## What is expected
Go through the listing and set it down exactly, leaving out its pictures.

[Stored records]
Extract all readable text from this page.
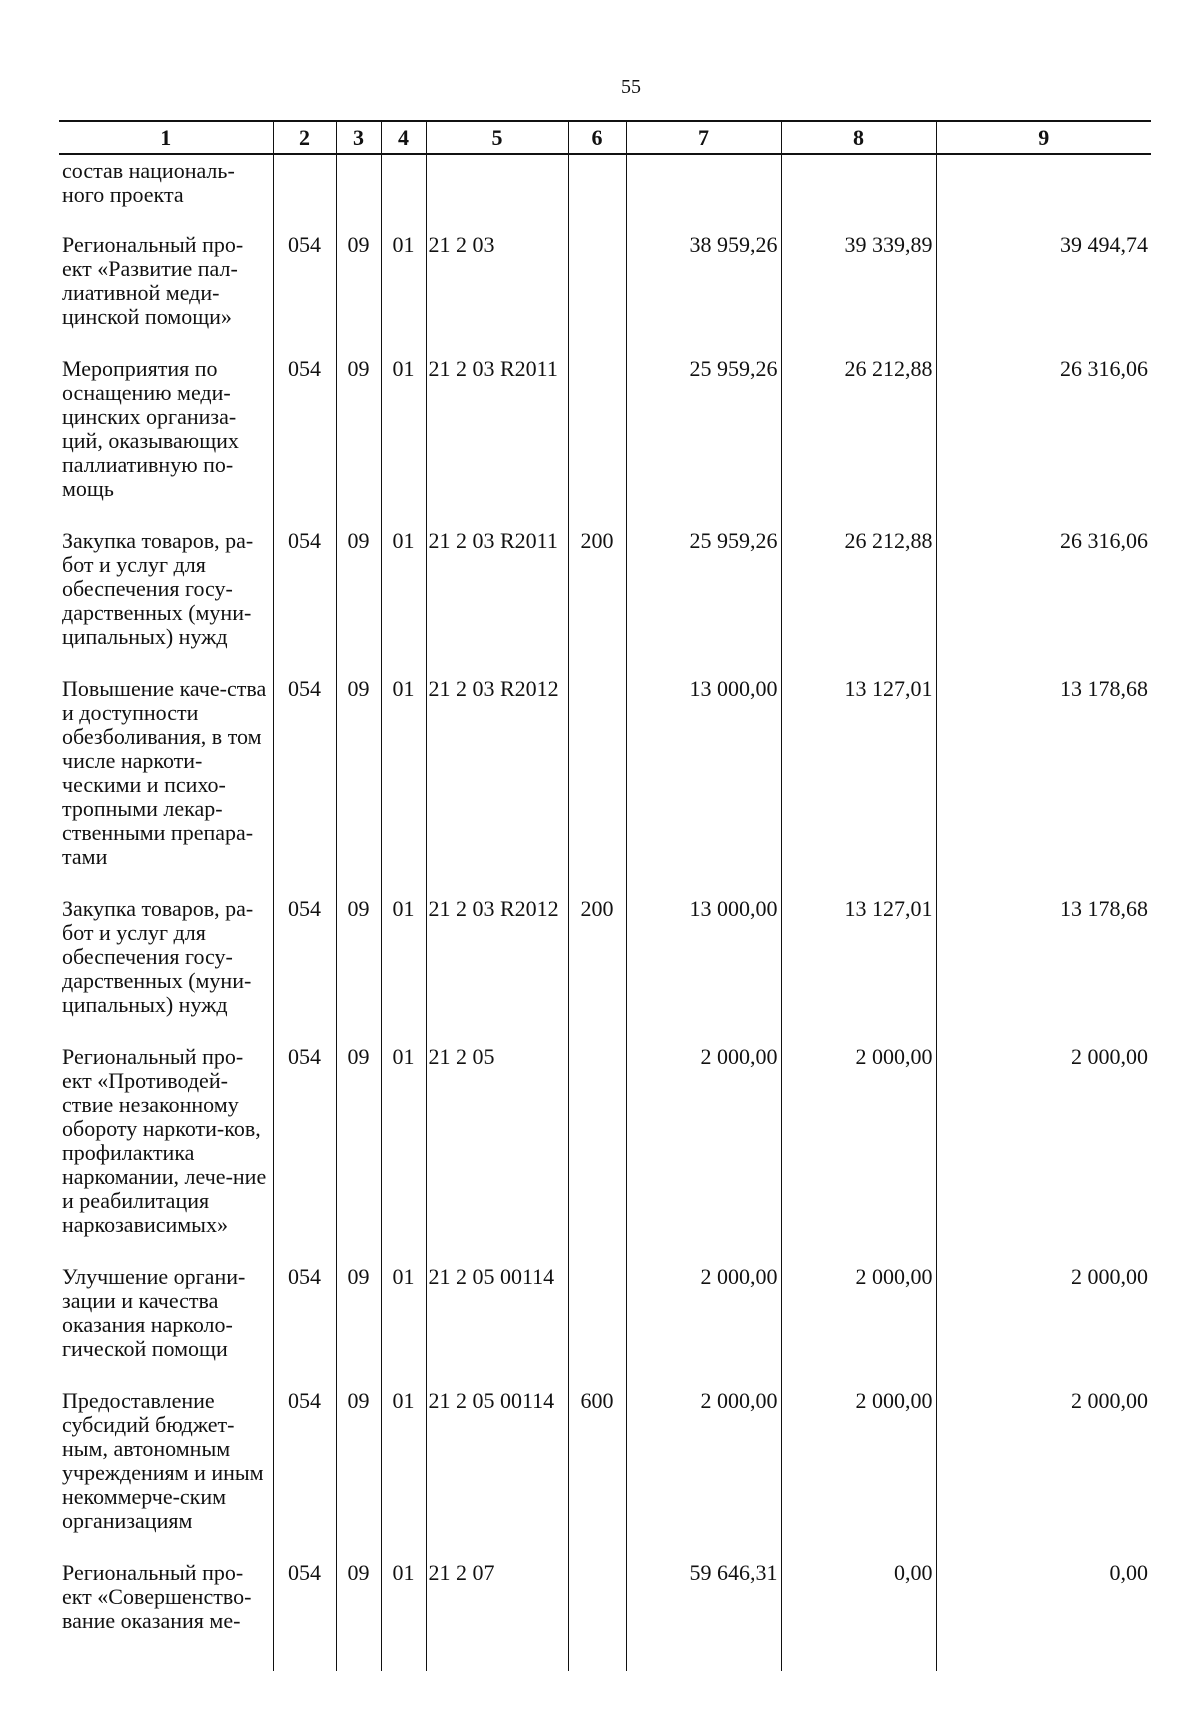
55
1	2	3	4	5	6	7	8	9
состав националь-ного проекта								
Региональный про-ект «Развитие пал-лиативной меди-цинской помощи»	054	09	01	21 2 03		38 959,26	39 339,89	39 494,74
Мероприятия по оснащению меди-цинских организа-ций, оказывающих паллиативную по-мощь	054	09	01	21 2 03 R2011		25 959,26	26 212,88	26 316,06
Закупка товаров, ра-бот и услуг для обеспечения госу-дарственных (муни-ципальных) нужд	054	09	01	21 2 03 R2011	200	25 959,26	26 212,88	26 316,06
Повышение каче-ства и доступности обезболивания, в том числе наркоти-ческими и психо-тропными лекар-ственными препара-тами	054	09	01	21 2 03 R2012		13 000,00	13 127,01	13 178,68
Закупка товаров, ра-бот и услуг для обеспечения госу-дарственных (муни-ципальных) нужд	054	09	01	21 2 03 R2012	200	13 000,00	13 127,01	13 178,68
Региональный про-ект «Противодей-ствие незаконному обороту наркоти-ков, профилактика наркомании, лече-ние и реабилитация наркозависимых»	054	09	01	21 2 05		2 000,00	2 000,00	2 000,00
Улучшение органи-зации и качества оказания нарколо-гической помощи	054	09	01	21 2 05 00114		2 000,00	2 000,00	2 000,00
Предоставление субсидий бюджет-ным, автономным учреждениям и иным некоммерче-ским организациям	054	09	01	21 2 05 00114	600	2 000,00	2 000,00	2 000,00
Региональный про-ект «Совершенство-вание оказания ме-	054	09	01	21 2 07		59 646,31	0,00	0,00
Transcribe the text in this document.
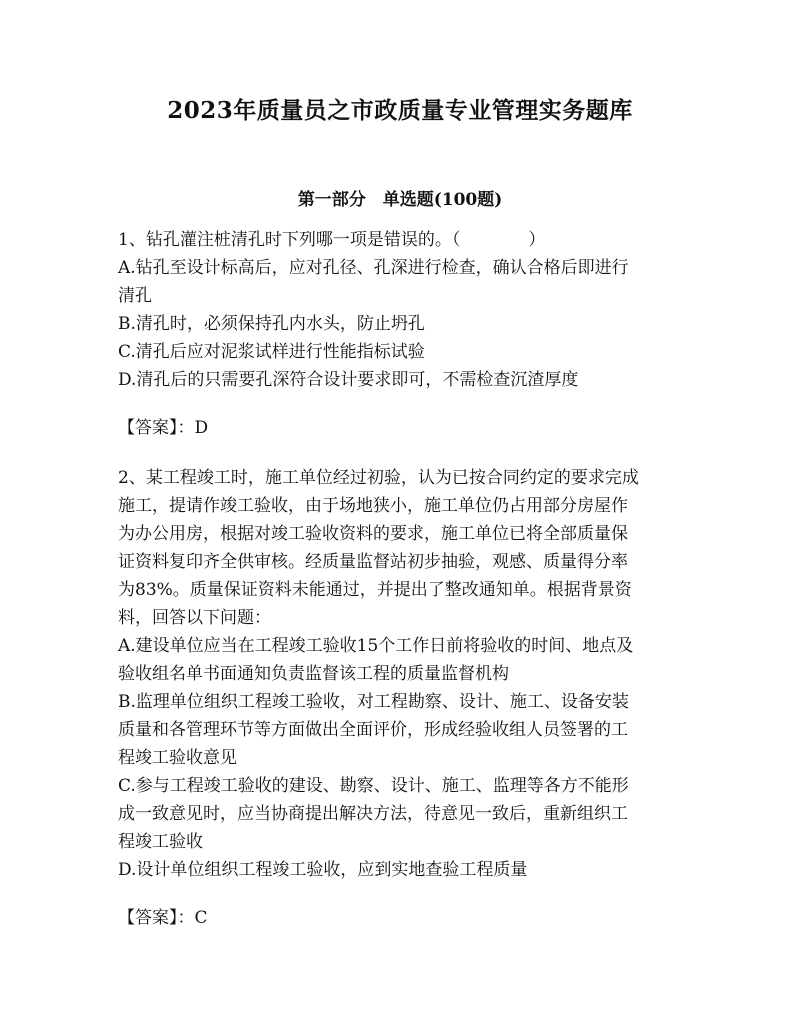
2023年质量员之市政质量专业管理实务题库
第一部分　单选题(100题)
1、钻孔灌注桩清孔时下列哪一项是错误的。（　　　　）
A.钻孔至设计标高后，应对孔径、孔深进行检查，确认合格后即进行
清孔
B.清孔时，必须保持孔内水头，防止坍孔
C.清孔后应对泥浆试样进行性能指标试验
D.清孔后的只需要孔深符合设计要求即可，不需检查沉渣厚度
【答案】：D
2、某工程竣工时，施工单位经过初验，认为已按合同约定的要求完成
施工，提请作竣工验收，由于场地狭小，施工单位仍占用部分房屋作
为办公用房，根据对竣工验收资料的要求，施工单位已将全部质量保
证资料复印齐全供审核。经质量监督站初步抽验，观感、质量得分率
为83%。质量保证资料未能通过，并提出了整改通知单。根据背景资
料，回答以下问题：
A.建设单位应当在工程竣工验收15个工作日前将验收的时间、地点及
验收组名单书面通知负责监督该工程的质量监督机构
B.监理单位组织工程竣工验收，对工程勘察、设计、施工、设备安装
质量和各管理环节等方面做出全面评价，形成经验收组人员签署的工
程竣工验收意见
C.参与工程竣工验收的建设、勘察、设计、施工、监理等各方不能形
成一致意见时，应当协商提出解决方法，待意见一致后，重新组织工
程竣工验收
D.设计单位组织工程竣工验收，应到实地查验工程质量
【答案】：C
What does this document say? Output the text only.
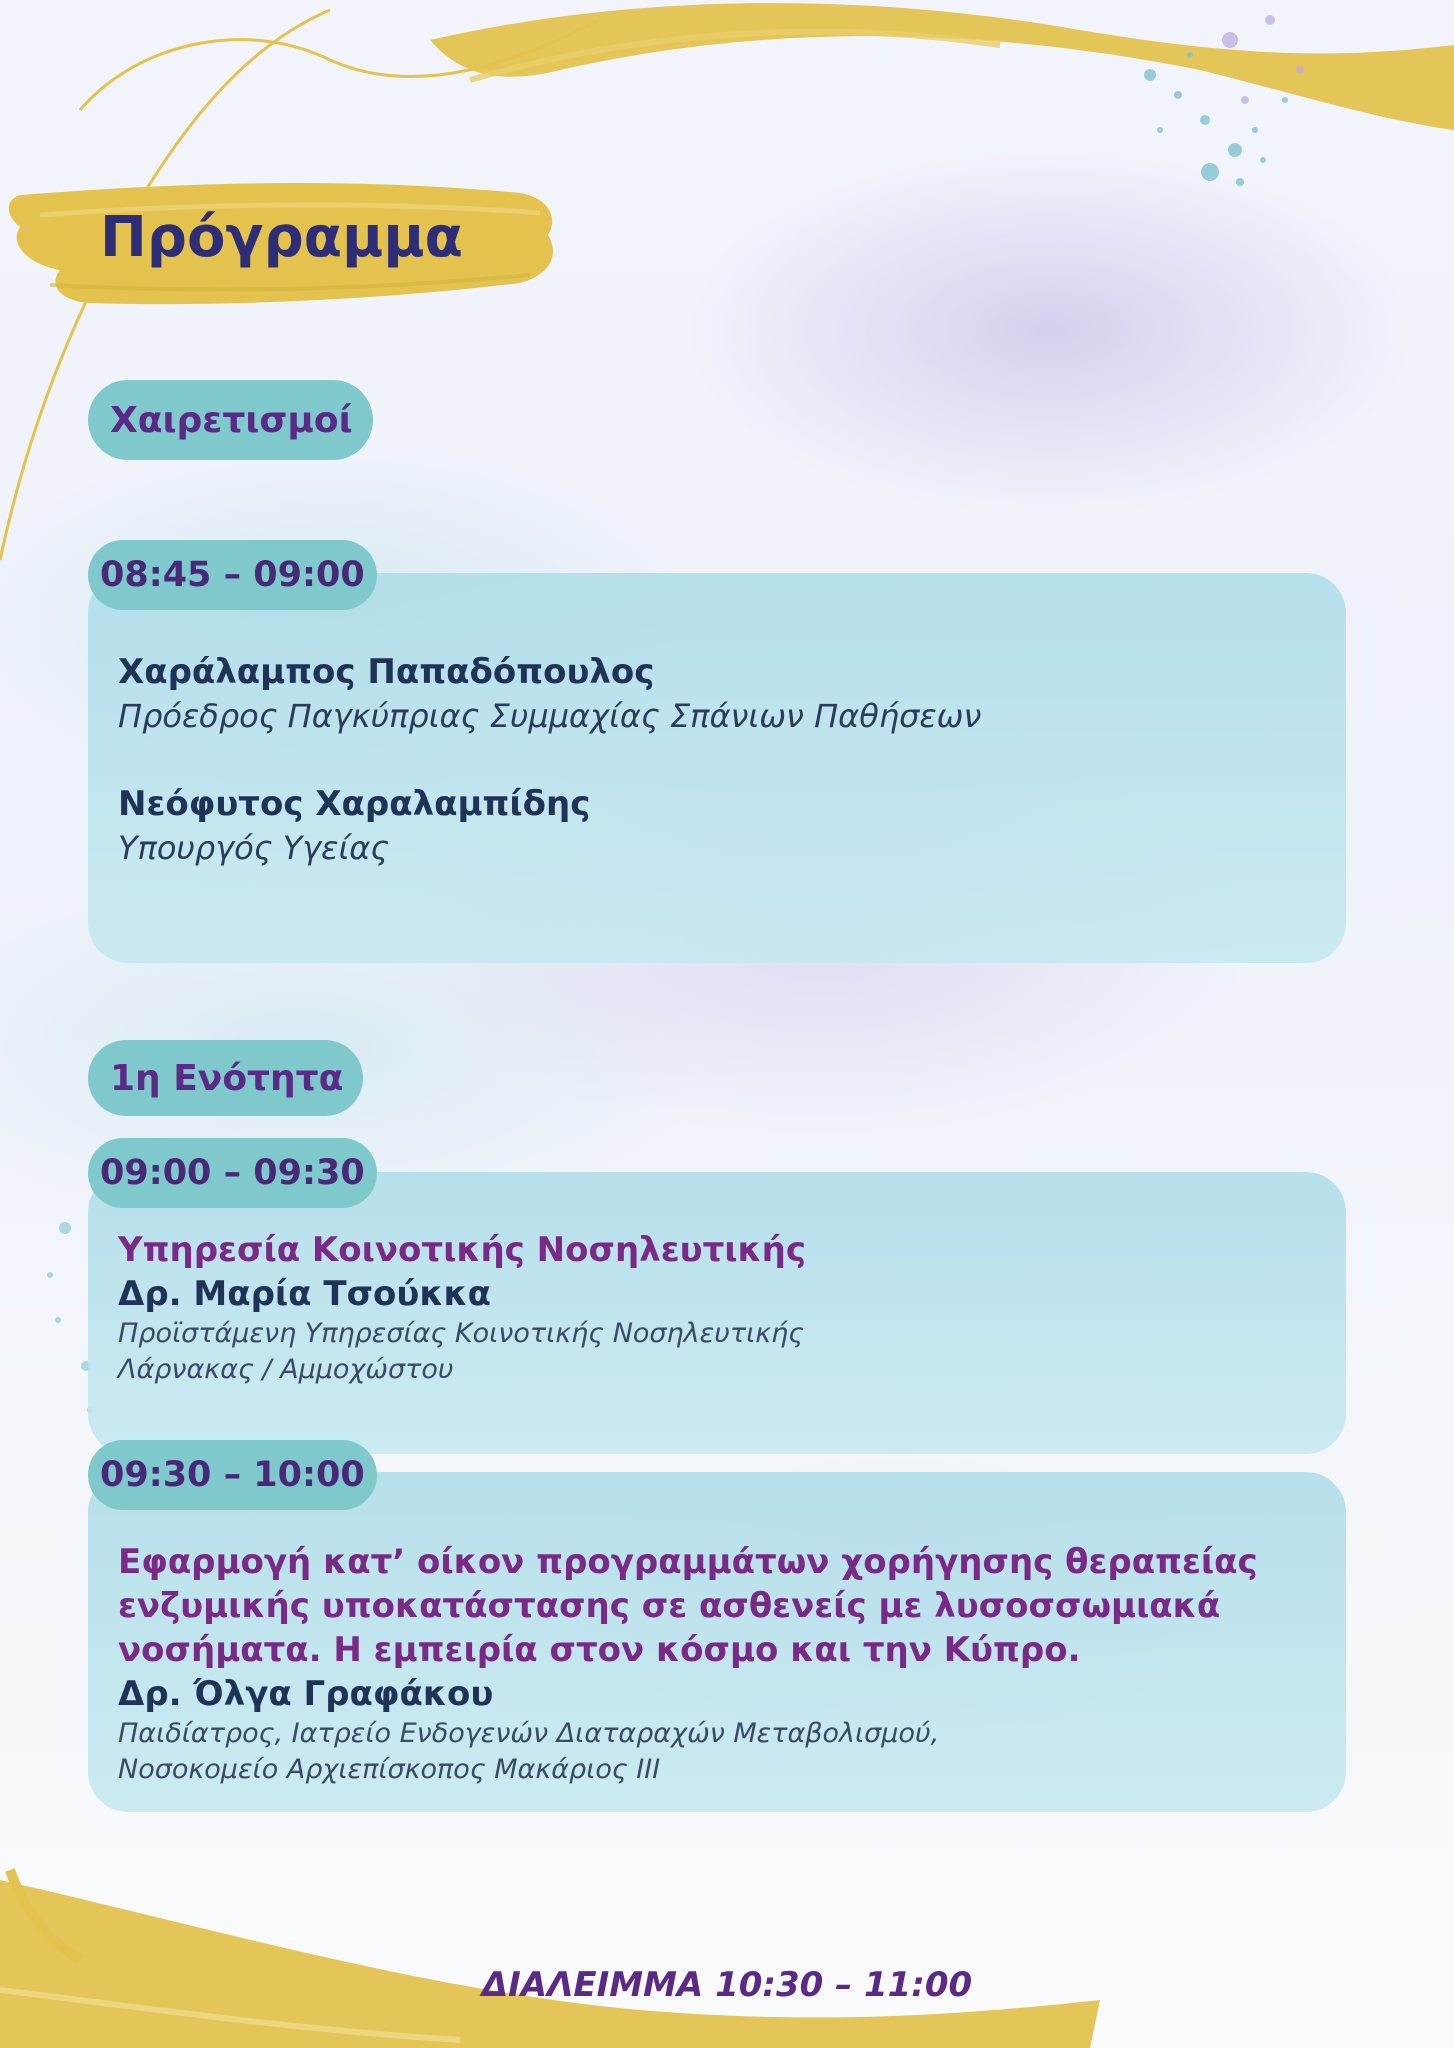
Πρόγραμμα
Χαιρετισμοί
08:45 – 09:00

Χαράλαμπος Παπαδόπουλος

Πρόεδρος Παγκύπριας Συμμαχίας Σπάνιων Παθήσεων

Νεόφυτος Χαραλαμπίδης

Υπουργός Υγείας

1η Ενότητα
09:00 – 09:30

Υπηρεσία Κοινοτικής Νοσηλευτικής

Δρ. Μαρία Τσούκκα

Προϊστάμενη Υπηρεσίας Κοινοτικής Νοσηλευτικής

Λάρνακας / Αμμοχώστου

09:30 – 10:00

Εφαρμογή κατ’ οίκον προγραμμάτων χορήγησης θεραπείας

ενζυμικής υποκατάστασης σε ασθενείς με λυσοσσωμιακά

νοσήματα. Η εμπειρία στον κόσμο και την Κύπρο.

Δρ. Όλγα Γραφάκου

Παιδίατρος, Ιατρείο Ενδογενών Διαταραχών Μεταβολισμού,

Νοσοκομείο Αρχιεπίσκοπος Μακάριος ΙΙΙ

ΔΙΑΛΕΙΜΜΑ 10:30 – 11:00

## Exercise answer
Extract all readable text from this page.
55
1	2	3	4	5	6	7	8	9
состав националь-ного проекта								
Региональный про-ект «Развитие пал-лиативной меди-цинской помощи»	054	09	01	21 2 03		38 959,26	39 339,89	39 494,74
Мероприятия по оснащению меди-цинских организа-ций, оказывающих паллиативную по-мощь	054	09	01	21 2 03 R2011		25 959,26	26 212,88	26 316,06
Закупка товаров, ра-бот и услуг для обеспечения госу-дарственных (муни-ципальных) нужд	054	09	01	21 2 03 R2011	200	25 959,26	26 212,88	26 316,06
Повышение каче-ства и доступности обезболивания, в том числе наркоти-ческими и психо-тропными лекар-ственными препара-тами	054	09	01	21 2 03 R2012		13 000,00	13 127,01	13 178,68
Закупка товаров, ра-бот и услуг для обеспечения госу-дарственных (муни-ципальных) нужд	054	09	01	21 2 03 R2012	200	13 000,00	13 127,01	13 178,68
Региональный про-ект «Противодей-ствие незаконному обороту наркоти-ков, профилактика наркомании, лече-ние и реабилитация наркозависимых»	054	09	01	21 2 05		2 000,00	2 000,00	2 000,00
Улучшение органи-зации и качества оказания нарколо-гической помощи	054	09	01	21 2 05 00114		2 000,00	2 000,00	2 000,00
Предоставление субсидий бюджет-ным, автономным учреждениям и иным некоммерче-ским организациям	054	09	01	21 2 05 00114	600	2 000,00	2 000,00	2 000,00
Региональный про-ект «Совершенство-вание оказания ме-	054	09	01	21 2 07		59 646,31	0,00	0,00
Transcribe the text in this document.
2023年质量员之市政质量专业管理实务题库
第一部分　单选题(100题)
1、钻孔灌注桩清孔时下列哪一项是错误的。（　　　　）
A.钻孔至设计标高后，应对孔径、孔深进行检查，确认合格后即进行
清孔
B.清孔时，必须保持孔内水头，防止坍孔
C.清孔后应对泥浆试样进行性能指标试验
D.清孔后的只需要孔深符合设计要求即可，不需检查沉渣厚度
【答案】：D
2、某工程竣工时，施工单位经过初验，认为已按合同约定的要求完成
施工，提请作竣工验收，由于场地狭小，施工单位仍占用部分房屋作
为办公用房，根据对竣工验收资料的要求，施工单位已将全部质量保
证资料复印齐全供审核。经质量监督站初步抽验，观感、质量得分率
为83%。质量保证资料未能通过，并提出了整改通知单。根据背景资
料，回答以下问题：
A.建设单位应当在工程竣工验收15个工作日前将验收的时间、地点及
验收组名单书面通知负责监督该工程的质量监督机构
B.监理单位组织工程竣工验收，对工程勘察、设计、施工、设备安装
质量和各管理环节等方面做出全面评价，形成经验收组人员签署的工
程竣工验收意见
C.参与工程竣工验收的建设、勘察、设计、施工、监理等各方不能形
成一致意见时，应当协商提出解决方法，待意见一致后，重新组织工
程竣工验收
D.设计单位组织工程竣工验收，应到实地查验工程质量
【答案】：C
What does this document say? Output the text only.
Πρόγραμμα
Χαιρετισμοί
08:45 – 09:00

Χαράλαμπος Παπαδόπουλος

Πρόεδρος Παγκύπριας Συμμαχίας Σπάνιων Παθήσεων

Νεόφυτος Χαραλαμπίδης

Υπουργός Υγείας

1η Ενότητα
09:00 – 09:30

Υπηρεσία Κοινοτικής Νοσηλευτικής

Δρ. Μαρία Τσούκκα

Προϊστάμενη Υπηρεσίας Κοινοτικής Νοσηλευτικής

Λάρνακας / Αμμοχώστου

09:30 – 10:00

Εφαρμογή κατ’ οίκον προγραμμάτων χορήγησης θεραπείας

ενζυμικής υποκατάστασης σε ασθενείς με λυσοσσωμιακά

νοσήματα. Η εμπειρία στον κόσμο και την Κύπρο.

Δρ. Όλγα Γραφάκου

Παιδίατρος, Ιατρείο Ενδογενών Διαταραχών Μεταβολισμού,

Νοσοκομείο Αρχιεπίσκοπος Μακάριος ΙΙΙ

ΔΙΑΛΕΙΜΜΑ 10:30 – 11:00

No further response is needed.